[STATED EXERCISE]: Set down, exactly as written, the lines from the line holding "Convert this screenshot" to the end of the data, inclusive, skipping any pictures.

Collected data

---+---

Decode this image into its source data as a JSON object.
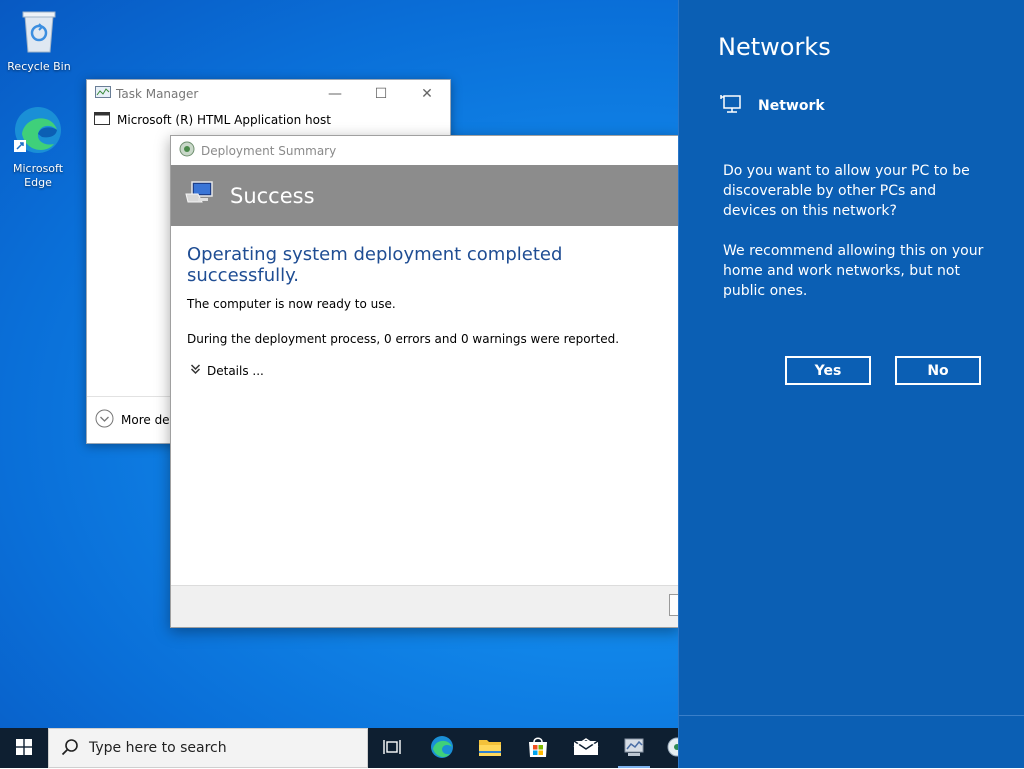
{
  "desktop": {
    "icons": [
      {
        "label": "Recycle Bin"
      },
      {
        "label": "Microsoft Edge"
      }
    ]
  },
  "task_manager": {
    "title": "Task Manager",
    "process": "Microsoft (R) HTML Application host",
    "more_details": "More deta"
  },
  "deployment": {
    "window_title": "Deployment Summary",
    "banner": "Success",
    "heading": "Operating system deployment completed successfully.",
    "line1": "The computer is now ready to use.",
    "line2": "During the deployment process, 0 errors and 0 warnings were reported.",
    "details": "Details ..."
  },
  "networks": {
    "title": "Networks",
    "network_name": "Network",
    "question": "Do you want to allow your PC to be discoverable by other PCs and devices on this network?",
    "recommendation": "We recommend allowing this on your home and work networks, but not public ones.",
    "yes": "Yes",
    "no": "No",
    "colors": {
      "panel": "#0b5fb4"
    }
  },
  "taskbar": {
    "search_placeholder": "Type here to search",
    "icons": [
      "task-view-icon",
      "edge-icon",
      "file-explorer-icon",
      "store-icon",
      "mail-icon",
      "deployment-app-icon",
      "media-icon"
    ]
  }
}
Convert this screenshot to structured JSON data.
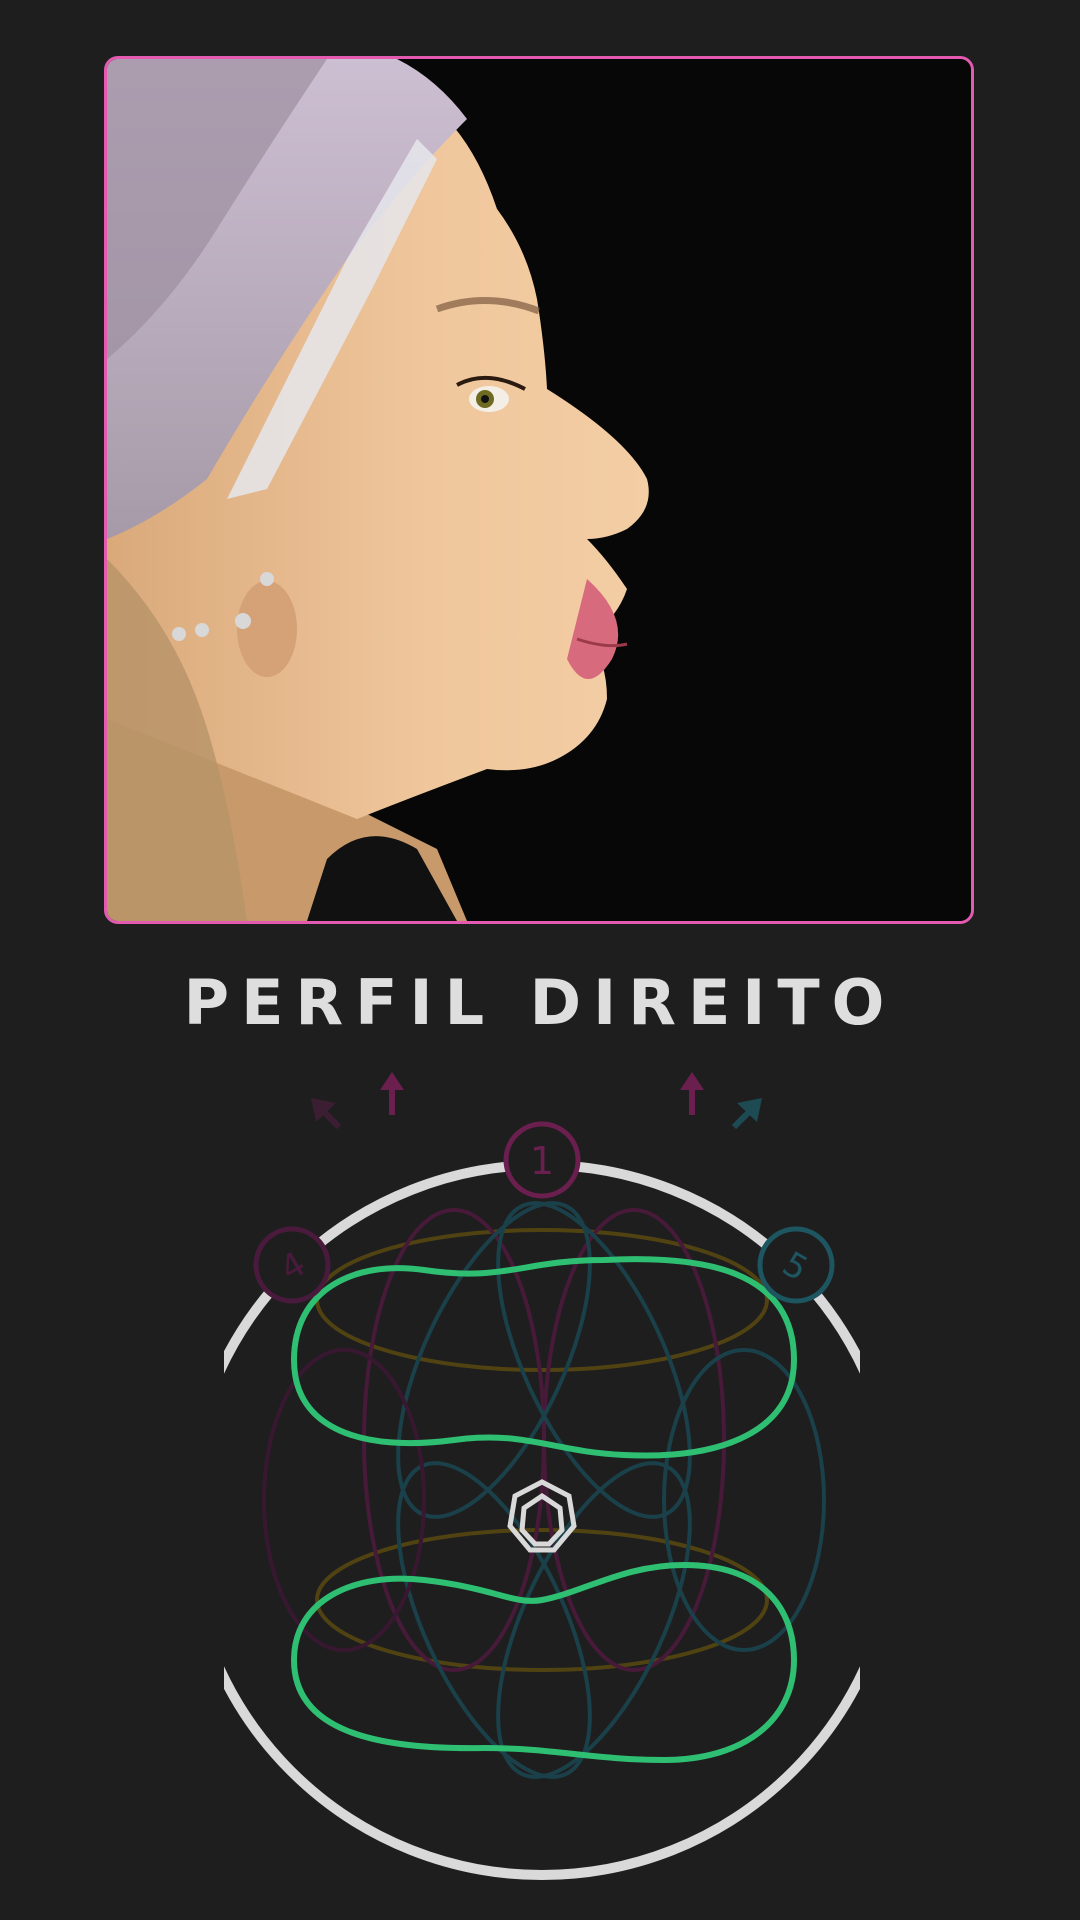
{
  "title": "PERFIL DIREITO",
  "photo": {
    "icon": "face-profile-photo",
    "frame_color": "#e35ab0"
  },
  "diagram": {
    "nodes": [
      {
        "label": "1",
        "color": "#9c2a6a"
      },
      {
        "label": "4",
        "color": "#7a2458"
      },
      {
        "label": "5",
        "color": "#1f6f72"
      }
    ],
    "colors": {
      "ring": "#d9d9d9",
      "primary_loops": "#2fbf72",
      "gold": "#7a6410",
      "magenta": "#6b1f4e",
      "teal": "#1d5560"
    }
  }
}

---+---

[OUTPUT]:
Convert this screenshot to structured JSON data.
{
  "title": "PERFIL DIREITO",
  "photo": {
    "icon": "face-profile-photo",
    "frame_color": "#e35ab0"
  },
  "diagram": {
    "nodes": [
      {
        "label": "1",
        "color": "#9c2a6a"
      },
      {
        "label": "4",
        "color": "#7a2458"
      },
      {
        "label": "5",
        "color": "#1f6f72"
      }
    ],
    "colors": {
      "ring": "#d9d9d9",
      "primary_loops": "#2fbf72",
      "gold": "#7a6410",
      "magenta": "#6b1f4e",
      "teal": "#1d5560"
    }
  }
}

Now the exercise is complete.